§ **Work instructions**
Below is a set of records; restate each one word for word.
==== Stored data ====
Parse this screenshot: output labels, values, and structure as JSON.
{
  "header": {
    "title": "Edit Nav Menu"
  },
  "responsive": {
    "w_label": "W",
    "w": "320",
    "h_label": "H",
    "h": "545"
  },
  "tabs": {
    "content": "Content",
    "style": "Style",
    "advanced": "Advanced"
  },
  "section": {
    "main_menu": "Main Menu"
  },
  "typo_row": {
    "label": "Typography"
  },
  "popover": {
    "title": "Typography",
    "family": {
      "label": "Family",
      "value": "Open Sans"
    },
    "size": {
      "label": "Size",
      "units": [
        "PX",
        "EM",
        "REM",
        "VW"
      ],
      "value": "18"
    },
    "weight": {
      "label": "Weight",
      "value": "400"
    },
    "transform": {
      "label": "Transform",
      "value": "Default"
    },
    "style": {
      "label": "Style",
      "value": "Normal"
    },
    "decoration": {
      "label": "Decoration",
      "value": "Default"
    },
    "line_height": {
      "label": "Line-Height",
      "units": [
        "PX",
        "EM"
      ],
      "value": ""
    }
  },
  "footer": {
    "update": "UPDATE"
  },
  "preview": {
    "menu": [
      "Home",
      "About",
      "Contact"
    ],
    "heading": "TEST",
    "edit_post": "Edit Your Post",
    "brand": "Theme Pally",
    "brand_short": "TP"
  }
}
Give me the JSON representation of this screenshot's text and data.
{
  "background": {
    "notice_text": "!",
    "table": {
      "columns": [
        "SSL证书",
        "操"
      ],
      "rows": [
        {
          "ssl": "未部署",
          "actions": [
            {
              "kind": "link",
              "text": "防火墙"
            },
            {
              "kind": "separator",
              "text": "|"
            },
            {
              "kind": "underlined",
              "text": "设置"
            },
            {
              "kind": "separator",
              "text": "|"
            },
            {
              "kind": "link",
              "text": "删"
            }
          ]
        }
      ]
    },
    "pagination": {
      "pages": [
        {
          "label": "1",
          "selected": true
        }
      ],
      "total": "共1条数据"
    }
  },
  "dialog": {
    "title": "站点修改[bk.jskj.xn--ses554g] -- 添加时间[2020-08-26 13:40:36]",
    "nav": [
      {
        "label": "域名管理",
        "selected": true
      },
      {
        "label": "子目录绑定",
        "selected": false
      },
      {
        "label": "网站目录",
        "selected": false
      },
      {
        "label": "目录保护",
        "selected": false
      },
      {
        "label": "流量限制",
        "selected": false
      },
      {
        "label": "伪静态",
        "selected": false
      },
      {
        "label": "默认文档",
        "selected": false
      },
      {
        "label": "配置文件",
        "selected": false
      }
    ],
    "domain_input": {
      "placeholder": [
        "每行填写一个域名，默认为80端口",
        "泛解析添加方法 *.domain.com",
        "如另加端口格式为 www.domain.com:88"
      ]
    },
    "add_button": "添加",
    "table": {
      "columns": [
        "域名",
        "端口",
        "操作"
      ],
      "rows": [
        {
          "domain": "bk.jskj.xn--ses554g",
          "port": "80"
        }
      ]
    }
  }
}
====
§ **Response for this exercise**
Parse this screenshot: output labels, values, and structure as JSON.
{
  "header": {
    "title": "Edit Nav Menu"
  },
  "responsive": {
    "w_label": "W",
    "w": "320",
    "h_label": "H",
    "h": "545"
  },
  "tabs": {
    "content": "Content",
    "style": "Style",
    "advanced": "Advanced"
  },
  "section": {
    "main_menu": "Main Menu"
  },
  "typo_row": {
    "label": "Typography"
  },
  "popover": {
    "title": "Typography",
    "family": {
      "label": "Family",
      "value": "Open Sans"
    },
    "size": {
      "label": "Size",
      "units": [
        "PX",
        "EM",
        "REM",
        "VW"
      ],
      "value": "18"
    },
    "weight": {
      "label": "Weight",
      "value": "400"
    },
    "transform": {
      "label": "Transform",
      "value": "Default"
    },
    "style": {
      "label": "Style",
      "value": "Normal"
    },
    "decoration": {
      "label": "Decoration",
      "value": "Default"
    },
    "line_height": {
      "label": "Line-Height",
      "units": [
        "PX",
        "EM"
      ],
      "value": ""
    }
  },
  "footer": {
    "update": "UPDATE"
  },
  "preview": {
    "menu": [
      "Home",
      "About",
      "Contact"
    ],
    "heading": "TEST",
    "edit_post": "Edit Your Post",
    "brand": "Theme Pally",
    "brand_short": "TP"
  }
}
Give me the JSON representation of this screenshot's text and data.
{
  "background": {
    "notice_text": "!",
    "table": {
      "columns": [
        "SSL证书",
        "操"
      ],
      "rows": [
        {
          "ssl": "未部署",
          "actions": [
            {
              "kind": "link",
              "text": "防火墙"
            },
            {
              "kind": "separator",
              "text": "|"
            },
            {
              "kind": "underlined",
              "text": "设置"
            },
            {
              "kind": "separator",
              "text": "|"
            },
            {
              "kind": "link",
              "text": "删"
            }
          ]
        }
      ]
    },
    "pagination": {
      "pages": [
        {
          "label": "1",
          "selected": true
        }
      ],
      "total": "共1条数据"
    }
  },
  "dialog": {
    "title": "站点修改[bk.jskj.xn--ses554g] -- 添加时间[2020-08-26 13:40:36]",
    "nav": [
      {
        "label": "域名管理",
        "selected": true
      },
      {
        "label": "子目录绑定",
        "selected": false
      },
      {
        "label": "网站目录",
        "selected": false
      },
      {
        "label": "目录保护",
        "selected": false
      },
      {
        "label": "流量限制",
        "selected": false
      },
      {
        "label": "伪静态",
        "selected": false
      },
      {
        "label": "默认文档",
        "selected": false
      },
      {
        "label": "配置文件",
        "selected": false
      }
    ],
    "domain_input": {
      "placeholder": [
        "每行填写一个域名，默认为80端口",
        "泛解析添加方法 *.domain.com",
        "如另加端口格式为 www.domain.com:88"
      ]
    },
    "add_button": "添加",
    "table": {
      "columns": [
        "域名",
        "端口",
        "操作"
      ],
      "rows": [
        {
          "domain": "bk.jskj.xn--ses554g",
          "port": "80"
        }
      ]
    }
  }
}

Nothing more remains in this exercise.